Requirement:
Look for the string "Lande" and copy every line that has it.
— begin Records shown —
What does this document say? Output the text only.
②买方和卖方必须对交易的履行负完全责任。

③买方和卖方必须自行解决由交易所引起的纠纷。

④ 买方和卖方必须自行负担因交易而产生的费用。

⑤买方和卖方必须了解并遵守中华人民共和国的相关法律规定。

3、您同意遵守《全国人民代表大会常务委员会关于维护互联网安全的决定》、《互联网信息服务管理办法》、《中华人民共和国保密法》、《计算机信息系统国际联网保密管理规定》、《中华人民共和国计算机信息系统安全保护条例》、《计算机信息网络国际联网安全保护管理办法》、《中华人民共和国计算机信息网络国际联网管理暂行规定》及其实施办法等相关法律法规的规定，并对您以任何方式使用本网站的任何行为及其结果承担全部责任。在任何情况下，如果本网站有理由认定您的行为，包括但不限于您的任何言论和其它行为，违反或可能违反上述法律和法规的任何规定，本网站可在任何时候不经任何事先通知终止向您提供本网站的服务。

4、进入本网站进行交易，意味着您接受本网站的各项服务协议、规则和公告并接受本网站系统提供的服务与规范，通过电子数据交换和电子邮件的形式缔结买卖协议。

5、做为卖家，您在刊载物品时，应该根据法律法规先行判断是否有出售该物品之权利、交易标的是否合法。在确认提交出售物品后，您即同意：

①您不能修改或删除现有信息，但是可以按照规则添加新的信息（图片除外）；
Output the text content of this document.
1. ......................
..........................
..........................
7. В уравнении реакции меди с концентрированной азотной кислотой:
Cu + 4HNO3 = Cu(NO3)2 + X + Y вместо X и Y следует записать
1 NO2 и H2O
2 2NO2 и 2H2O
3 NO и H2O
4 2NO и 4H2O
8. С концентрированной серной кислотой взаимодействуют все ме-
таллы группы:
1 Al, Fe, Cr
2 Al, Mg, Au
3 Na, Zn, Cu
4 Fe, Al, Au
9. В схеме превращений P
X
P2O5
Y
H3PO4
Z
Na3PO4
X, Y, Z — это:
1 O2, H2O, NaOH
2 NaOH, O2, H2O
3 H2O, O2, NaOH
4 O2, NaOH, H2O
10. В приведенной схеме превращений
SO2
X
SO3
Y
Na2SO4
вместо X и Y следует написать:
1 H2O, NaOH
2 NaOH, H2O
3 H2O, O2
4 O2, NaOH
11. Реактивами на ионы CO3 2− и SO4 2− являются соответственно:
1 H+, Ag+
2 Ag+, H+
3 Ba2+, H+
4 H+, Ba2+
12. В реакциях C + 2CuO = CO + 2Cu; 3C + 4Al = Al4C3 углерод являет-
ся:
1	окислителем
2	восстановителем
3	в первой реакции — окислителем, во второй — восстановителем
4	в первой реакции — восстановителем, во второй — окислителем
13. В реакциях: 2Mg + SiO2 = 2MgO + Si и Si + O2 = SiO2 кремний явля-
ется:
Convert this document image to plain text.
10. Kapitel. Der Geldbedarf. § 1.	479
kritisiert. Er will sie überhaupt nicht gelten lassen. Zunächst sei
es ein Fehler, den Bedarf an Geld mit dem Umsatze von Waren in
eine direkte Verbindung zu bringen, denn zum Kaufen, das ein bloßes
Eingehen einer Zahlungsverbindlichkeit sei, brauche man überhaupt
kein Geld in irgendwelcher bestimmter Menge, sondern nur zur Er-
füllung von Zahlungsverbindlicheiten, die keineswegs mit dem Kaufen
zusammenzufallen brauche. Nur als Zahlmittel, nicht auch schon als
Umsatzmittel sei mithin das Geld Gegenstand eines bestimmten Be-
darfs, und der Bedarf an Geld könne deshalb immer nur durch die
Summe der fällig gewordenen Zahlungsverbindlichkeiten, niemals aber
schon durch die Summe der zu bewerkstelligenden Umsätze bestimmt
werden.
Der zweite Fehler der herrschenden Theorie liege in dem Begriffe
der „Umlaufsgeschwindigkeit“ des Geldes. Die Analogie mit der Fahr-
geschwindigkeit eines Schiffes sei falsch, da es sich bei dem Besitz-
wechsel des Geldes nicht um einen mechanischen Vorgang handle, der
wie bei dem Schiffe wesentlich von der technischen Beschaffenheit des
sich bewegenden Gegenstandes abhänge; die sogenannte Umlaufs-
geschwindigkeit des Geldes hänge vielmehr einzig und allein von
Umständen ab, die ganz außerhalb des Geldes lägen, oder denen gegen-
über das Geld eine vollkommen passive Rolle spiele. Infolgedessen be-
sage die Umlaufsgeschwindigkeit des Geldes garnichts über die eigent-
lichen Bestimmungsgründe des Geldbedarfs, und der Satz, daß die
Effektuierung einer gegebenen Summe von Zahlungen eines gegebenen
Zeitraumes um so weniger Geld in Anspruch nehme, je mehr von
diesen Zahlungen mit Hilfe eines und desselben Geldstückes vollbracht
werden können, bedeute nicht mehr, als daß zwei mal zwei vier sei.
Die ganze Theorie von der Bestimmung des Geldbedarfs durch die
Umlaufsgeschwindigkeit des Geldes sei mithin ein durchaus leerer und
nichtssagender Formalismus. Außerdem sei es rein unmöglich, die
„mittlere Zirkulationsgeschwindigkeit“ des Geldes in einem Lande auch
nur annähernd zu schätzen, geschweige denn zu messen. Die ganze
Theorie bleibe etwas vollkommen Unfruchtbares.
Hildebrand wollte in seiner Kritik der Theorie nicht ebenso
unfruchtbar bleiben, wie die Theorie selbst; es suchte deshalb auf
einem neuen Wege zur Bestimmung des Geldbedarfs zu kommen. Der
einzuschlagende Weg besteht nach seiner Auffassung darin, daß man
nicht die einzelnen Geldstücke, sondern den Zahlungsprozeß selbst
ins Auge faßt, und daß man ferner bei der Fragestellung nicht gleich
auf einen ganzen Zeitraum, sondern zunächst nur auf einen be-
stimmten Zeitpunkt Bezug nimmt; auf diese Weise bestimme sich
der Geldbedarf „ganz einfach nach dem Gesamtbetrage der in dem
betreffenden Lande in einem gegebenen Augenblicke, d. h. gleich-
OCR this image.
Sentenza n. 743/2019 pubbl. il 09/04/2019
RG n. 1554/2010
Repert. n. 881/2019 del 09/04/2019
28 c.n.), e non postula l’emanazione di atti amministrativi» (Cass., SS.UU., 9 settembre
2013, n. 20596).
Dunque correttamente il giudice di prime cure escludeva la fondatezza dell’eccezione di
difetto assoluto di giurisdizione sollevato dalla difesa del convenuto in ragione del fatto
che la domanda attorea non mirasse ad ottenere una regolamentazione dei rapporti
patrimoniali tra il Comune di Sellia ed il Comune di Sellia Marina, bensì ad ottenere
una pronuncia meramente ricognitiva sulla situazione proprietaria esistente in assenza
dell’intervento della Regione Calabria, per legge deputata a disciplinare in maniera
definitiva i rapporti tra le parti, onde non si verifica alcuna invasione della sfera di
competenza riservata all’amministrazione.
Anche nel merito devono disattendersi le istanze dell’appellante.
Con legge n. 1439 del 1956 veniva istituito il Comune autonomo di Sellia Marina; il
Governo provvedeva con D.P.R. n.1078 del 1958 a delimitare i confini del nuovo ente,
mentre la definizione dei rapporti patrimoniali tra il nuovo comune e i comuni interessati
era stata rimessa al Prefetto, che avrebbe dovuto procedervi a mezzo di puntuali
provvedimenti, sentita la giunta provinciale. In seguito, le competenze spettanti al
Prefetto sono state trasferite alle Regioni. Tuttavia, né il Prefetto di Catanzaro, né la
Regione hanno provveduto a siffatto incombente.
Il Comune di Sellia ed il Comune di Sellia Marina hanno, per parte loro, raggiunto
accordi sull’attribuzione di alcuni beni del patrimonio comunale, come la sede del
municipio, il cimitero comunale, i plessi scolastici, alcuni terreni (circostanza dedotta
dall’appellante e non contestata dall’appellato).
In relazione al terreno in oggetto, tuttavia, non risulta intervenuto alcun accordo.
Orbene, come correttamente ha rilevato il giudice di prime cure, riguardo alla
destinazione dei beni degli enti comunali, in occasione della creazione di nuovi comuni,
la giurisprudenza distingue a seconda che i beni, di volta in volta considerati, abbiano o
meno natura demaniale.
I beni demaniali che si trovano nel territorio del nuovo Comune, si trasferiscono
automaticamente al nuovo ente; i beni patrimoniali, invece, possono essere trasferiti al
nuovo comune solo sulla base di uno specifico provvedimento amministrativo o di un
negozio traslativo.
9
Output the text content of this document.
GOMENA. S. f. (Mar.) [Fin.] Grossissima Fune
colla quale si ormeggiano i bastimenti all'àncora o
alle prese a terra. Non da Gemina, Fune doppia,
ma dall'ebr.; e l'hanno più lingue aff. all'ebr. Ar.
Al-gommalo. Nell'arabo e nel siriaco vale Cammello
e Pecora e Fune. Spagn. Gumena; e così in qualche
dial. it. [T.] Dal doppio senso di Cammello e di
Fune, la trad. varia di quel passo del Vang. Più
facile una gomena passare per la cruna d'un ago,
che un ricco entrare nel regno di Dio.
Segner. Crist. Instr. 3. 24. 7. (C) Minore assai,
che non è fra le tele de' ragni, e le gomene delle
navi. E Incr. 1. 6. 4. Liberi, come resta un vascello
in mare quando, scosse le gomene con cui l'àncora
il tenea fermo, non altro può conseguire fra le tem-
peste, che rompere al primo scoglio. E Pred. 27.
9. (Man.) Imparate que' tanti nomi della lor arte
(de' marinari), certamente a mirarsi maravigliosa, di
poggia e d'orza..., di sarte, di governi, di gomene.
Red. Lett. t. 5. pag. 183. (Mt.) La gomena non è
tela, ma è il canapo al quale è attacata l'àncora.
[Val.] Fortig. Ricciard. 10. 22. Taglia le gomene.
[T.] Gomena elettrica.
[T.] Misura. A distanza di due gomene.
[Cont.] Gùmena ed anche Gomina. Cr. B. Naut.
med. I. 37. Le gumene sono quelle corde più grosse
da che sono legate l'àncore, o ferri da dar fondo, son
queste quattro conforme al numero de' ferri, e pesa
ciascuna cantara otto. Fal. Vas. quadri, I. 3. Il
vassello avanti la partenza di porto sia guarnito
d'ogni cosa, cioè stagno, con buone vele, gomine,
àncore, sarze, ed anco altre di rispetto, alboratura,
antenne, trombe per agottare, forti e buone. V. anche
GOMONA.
— end Records shown —
Solution to the exercise:
„mittlere Zirkulationsgeschwindigkeit“ des Geldes in einem Lande auch
betreffenden Lande in einem gegebenen Augenblicke, d. h. gleich-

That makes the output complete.